- _Do this_
Print the whole listing exactly.

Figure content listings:
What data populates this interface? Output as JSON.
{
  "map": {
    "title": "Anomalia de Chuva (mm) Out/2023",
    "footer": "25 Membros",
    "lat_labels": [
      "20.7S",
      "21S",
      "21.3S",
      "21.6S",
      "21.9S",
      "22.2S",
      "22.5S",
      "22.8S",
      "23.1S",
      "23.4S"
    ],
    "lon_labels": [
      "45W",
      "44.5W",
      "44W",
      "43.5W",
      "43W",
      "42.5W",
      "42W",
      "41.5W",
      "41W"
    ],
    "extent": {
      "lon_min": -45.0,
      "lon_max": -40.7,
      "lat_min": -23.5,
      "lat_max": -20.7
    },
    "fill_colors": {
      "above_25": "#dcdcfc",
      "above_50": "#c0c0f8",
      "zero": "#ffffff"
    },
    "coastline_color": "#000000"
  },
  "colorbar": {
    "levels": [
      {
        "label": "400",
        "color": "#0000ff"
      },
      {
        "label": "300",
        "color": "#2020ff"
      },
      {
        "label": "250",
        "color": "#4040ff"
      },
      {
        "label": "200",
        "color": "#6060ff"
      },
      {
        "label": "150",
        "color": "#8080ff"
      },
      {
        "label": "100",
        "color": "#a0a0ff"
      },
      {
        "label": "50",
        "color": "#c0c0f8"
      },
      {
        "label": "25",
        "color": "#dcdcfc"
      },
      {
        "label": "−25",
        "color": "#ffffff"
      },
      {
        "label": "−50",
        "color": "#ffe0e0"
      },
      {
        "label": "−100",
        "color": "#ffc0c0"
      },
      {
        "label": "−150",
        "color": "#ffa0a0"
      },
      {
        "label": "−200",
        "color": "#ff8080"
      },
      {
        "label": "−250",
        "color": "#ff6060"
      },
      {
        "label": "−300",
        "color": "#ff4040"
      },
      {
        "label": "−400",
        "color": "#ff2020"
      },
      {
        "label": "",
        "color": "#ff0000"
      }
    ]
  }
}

- _Completed task_
What data populates this interface? Output as JSON.
{
  "map": {
    "title": "Anomalia de Chuva (mm) Out/2023",
    "footer": "25 Membros",
    "lat_labels": [
      "20.7S",
      "21S",
      "21.3S",
      "21.6S",
      "21.9S",
      "22.2S",
      "22.5S",
      "22.8S",
      "23.1S",
      "23.4S"
    ],
    "lon_labels": [
      "45W",
      "44.5W",
      "44W",
      "43.5W",
      "43W",
      "42.5W",
      "42W",
      "41.5W",
      "41W"
    ],
    "extent": {
      "lon_min": -45.0,
      "lon_max": -40.7,
      "lat_min": -23.5,
      "lat_max": -20.7
    },
    "fill_colors": {
      "above_25": "#dcdcfc",
      "above_50": "#c0c0f8",
      "zero": "#ffffff"
    },
    "coastline_color": "#000000"
  },
  "colorbar": {
    "levels": [
      {
        "label": "400",
        "color": "#0000ff"
      },
      {
        "label": "300",
        "color": "#2020ff"
      },
      {
        "label": "250",
        "color": "#4040ff"
      },
      {
        "label": "200",
        "color": "#6060ff"
      },
      {
        "label": "150",
        "color": "#8080ff"
      },
      {
        "label": "100",
        "color": "#a0a0ff"
      },
      {
        "label": "50",
        "color": "#c0c0f8"
      },
      {
        "label": "25",
        "color": "#dcdcfc"
      },
      {
        "label": "−25",
        "color": "#ffffff"
      },
      {
        "label": "−50",
        "color": "#ffe0e0"
      },
      {
        "label": "−100",
        "color": "#ffc0c0"
      },
      {
        "label": "−150",
        "color": "#ffa0a0"
      },
      {
        "label": "−200",
        "color": "#ff8080"
      },
      {
        "label": "−250",
        "color": "#ff6060"
      },
      {
        "label": "−300",
        "color": "#ff4040"
      },
      {
        "label": "−400",
        "color": "#ff2020"
      },
      {
        "label": "",
        "color": "#ff0000"
      }
    ]
  }
}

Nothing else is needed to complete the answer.